* TASK TO CARRY OUT
Copy every one of the lines below without changing anything.

-- WORKING DATA start --

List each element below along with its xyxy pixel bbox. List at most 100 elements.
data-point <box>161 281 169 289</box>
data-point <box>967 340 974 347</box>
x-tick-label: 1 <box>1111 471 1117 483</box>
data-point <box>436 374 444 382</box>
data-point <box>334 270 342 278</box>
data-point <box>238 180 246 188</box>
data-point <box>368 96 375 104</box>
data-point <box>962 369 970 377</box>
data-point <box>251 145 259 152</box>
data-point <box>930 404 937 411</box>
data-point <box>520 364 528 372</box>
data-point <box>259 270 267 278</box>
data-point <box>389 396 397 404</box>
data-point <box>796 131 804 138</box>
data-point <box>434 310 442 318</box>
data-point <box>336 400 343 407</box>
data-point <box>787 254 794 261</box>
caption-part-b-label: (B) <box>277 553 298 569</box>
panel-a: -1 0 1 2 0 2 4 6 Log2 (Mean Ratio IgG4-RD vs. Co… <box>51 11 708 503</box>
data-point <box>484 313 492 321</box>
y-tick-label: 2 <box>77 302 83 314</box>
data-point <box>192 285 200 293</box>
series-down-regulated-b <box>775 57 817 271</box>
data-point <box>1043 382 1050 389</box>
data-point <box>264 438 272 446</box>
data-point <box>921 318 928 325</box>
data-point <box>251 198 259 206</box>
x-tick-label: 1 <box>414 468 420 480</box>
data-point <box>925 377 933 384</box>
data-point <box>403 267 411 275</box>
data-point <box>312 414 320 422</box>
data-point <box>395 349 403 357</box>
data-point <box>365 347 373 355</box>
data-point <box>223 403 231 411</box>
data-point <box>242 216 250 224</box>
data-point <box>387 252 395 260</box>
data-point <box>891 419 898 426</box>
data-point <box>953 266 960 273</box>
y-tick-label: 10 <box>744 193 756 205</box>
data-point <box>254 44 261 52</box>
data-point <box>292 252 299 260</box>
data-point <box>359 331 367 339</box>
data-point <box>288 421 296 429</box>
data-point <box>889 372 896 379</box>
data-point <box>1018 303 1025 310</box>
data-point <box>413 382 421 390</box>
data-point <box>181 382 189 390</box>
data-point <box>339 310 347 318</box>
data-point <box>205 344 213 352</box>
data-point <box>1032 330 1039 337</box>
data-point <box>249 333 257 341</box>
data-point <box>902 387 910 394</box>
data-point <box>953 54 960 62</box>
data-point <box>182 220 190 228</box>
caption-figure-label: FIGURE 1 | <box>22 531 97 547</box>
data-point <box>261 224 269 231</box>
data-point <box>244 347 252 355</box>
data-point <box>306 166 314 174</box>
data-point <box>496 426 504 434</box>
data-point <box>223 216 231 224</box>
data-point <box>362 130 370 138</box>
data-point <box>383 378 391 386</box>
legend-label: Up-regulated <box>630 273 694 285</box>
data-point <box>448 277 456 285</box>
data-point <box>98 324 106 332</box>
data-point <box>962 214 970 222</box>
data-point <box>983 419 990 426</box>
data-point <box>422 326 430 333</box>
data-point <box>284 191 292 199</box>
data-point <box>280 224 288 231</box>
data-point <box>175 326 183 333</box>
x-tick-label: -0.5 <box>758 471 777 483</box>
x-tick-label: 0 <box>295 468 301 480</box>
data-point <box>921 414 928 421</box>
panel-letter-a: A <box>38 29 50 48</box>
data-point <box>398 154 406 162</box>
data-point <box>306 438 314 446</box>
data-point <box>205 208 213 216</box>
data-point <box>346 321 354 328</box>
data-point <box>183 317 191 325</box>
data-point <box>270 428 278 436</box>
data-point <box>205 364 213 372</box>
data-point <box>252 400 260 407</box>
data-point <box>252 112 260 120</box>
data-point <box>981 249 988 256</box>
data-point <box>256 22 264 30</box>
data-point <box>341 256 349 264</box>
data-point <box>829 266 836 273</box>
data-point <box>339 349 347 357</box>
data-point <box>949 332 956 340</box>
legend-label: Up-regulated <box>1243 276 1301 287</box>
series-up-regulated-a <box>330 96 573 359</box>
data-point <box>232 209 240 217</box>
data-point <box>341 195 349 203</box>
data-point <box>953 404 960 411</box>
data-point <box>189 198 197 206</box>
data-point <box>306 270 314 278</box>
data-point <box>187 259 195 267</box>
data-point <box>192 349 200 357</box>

-- WORKING DATA end --

* EXERCISE RESULT
List each element below along with its xyxy pixel bbox. List at most 100 elements.
data-point <box>161 281 169 289</box>
data-point <box>967 340 974 347</box>
x-tick-label: 1 <box>1111 471 1117 483</box>
data-point <box>436 374 444 382</box>
data-point <box>334 270 342 278</box>
data-point <box>238 180 246 188</box>
data-point <box>368 96 375 104</box>
data-point <box>962 369 970 377</box>
data-point <box>251 145 259 152</box>
data-point <box>930 404 937 411</box>
data-point <box>520 364 528 372</box>
data-point <box>259 270 267 278</box>
data-point <box>389 396 397 404</box>
data-point <box>796 131 804 138</box>
data-point <box>434 310 442 318</box>
data-point <box>336 400 343 407</box>
data-point <box>787 254 794 261</box>
caption-part-b-label: (B) <box>277 553 298 569</box>
panel-a: -1 0 1 2 0 2 4 6 Log2 (Mean Ratio IgG4-RD vs. Co… <box>51 11 708 503</box>
data-point <box>484 313 492 321</box>
y-tick-label: 2 <box>77 302 83 314</box>
data-point <box>192 285 200 293</box>
series-down-regulated-b <box>775 57 817 271</box>
data-point <box>1043 382 1050 389</box>
data-point <box>264 438 272 446</box>
data-point <box>921 318 928 325</box>
data-point <box>251 198 259 206</box>
x-tick-label: 1 <box>414 468 420 480</box>
data-point <box>925 377 933 384</box>
data-point <box>403 267 411 275</box>
data-point <box>312 414 320 422</box>
data-point <box>395 349 403 357</box>
data-point <box>365 347 373 355</box>
data-point <box>223 403 231 411</box>
data-point <box>242 216 250 224</box>
data-point <box>387 252 395 260</box>
data-point <box>891 419 898 426</box>
data-point <box>953 266 960 273</box>
y-tick-label: 10 <box>744 193 756 205</box>
data-point <box>254 44 261 52</box>
data-point <box>292 252 299 260</box>
data-point <box>359 331 367 339</box>
data-point <box>288 421 296 429</box>
data-point <box>889 372 896 379</box>
data-point <box>1018 303 1025 310</box>
data-point <box>413 382 421 390</box>
data-point <box>181 382 189 390</box>
data-point <box>339 310 347 318</box>
data-point <box>205 344 213 352</box>
data-point <box>1032 330 1039 337</box>
data-point <box>249 333 257 341</box>
data-point <box>902 387 910 394</box>
data-point <box>953 54 960 62</box>
data-point <box>182 220 190 228</box>
caption-figure-label: FIGURE 1 | <box>22 531 97 547</box>
data-point <box>261 224 269 231</box>
data-point <box>244 347 252 355</box>
data-point <box>306 166 314 174</box>
data-point <box>496 426 504 434</box>
data-point <box>223 216 231 224</box>
data-point <box>362 130 370 138</box>
data-point <box>383 378 391 386</box>
legend-label: Up-regulated <box>630 273 694 285</box>
data-point <box>448 277 456 285</box>
data-point <box>98 324 106 332</box>
data-point <box>962 214 970 222</box>
data-point <box>983 419 990 426</box>
data-point <box>422 326 430 333</box>
data-point <box>284 191 292 199</box>
data-point <box>280 224 288 231</box>
data-point <box>175 326 183 333</box>
x-tick-label: -0.5 <box>758 471 777 483</box>
x-tick-label: 0 <box>295 468 301 480</box>
data-point <box>921 414 928 421</box>
panel-letter-a: A <box>38 29 50 48</box>
data-point <box>398 154 406 162</box>
data-point <box>306 438 314 446</box>
data-point <box>205 208 213 216</box>
data-point <box>346 321 354 328</box>
data-point <box>183 317 191 325</box>
data-point <box>270 428 278 436</box>
data-point <box>205 364 213 372</box>
data-point <box>252 400 260 407</box>
data-point <box>252 112 260 120</box>
data-point <box>981 249 988 256</box>
data-point <box>256 22 264 30</box>
data-point <box>341 256 349 264</box>
data-point <box>829 266 836 273</box>
data-point <box>339 349 347 357</box>
data-point <box>949 332 956 340</box>
legend-label: Up-regulated <box>1243 276 1301 287</box>
series-up-regulated-a <box>330 96 573 359</box>
data-point <box>232 209 240 217</box>
data-point <box>341 195 349 203</box>
data-point <box>953 404 960 411</box>
data-point <box>189 198 197 206</box>
data-point <box>306 270 314 278</box>
data-point <box>187 259 195 267</box>
data-point <box>192 349 200 357</box>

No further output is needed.